Problem: Look through the data below and work out how many lines contain the string "this". Give the number alone.

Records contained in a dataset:
────────────────
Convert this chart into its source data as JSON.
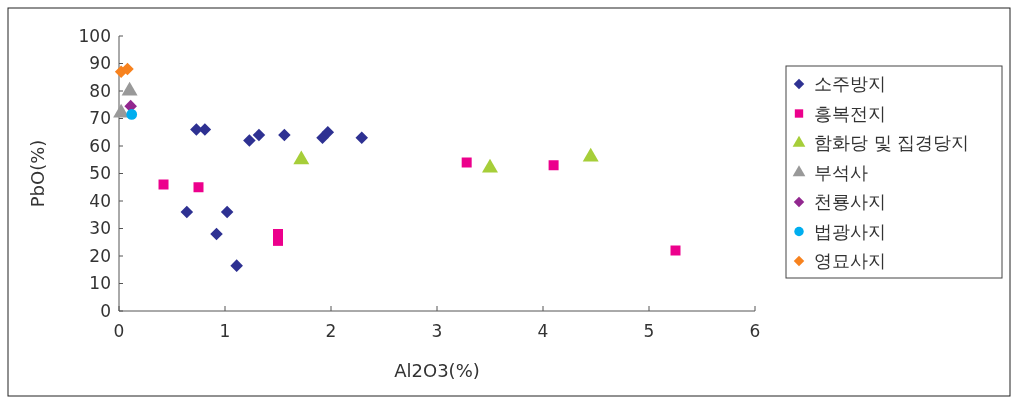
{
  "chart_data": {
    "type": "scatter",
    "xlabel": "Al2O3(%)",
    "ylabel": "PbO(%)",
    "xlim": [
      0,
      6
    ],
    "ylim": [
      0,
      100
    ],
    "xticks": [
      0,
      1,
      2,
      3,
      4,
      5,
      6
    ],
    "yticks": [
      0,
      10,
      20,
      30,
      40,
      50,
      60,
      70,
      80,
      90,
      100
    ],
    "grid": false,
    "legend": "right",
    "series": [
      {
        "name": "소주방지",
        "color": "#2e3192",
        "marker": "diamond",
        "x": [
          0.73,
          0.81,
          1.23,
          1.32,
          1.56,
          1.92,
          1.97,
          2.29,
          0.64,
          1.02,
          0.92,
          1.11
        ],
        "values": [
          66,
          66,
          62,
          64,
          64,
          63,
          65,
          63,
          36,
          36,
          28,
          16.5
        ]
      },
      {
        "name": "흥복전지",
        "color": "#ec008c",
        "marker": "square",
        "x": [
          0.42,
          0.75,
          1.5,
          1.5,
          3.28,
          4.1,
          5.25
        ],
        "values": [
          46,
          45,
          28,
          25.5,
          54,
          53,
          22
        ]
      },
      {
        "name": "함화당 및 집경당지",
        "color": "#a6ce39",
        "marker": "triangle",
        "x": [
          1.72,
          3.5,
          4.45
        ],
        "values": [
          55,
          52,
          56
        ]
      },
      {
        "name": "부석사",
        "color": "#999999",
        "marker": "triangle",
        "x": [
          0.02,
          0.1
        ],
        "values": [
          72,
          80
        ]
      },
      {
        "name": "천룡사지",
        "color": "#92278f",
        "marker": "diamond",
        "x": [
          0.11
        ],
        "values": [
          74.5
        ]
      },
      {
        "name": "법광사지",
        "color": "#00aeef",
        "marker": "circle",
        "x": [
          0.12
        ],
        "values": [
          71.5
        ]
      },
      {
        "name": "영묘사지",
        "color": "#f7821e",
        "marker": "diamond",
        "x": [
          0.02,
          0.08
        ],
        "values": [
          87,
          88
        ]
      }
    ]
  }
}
────────────────
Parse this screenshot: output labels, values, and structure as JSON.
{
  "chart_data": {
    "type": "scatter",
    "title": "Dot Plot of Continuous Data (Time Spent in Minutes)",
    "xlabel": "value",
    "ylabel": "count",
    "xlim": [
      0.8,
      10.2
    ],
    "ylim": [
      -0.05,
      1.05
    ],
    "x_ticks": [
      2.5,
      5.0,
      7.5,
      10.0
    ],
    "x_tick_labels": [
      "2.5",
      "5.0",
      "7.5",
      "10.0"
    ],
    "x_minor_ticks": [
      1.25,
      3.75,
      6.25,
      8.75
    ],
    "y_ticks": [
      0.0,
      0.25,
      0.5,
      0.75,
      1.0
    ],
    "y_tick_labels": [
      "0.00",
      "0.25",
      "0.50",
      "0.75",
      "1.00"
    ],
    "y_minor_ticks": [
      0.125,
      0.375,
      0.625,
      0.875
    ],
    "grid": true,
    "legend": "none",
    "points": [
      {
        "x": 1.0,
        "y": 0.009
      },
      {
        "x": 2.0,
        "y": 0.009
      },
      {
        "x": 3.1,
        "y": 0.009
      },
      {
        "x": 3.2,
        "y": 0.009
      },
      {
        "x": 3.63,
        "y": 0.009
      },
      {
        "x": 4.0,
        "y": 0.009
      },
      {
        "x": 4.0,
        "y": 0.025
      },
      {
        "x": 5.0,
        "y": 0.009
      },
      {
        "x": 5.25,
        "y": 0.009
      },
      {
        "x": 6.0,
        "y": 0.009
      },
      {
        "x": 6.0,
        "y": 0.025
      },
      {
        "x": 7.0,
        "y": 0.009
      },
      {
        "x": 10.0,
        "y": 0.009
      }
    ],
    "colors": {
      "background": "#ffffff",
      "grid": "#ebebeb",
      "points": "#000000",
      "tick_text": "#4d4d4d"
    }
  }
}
────────────────
The output: 2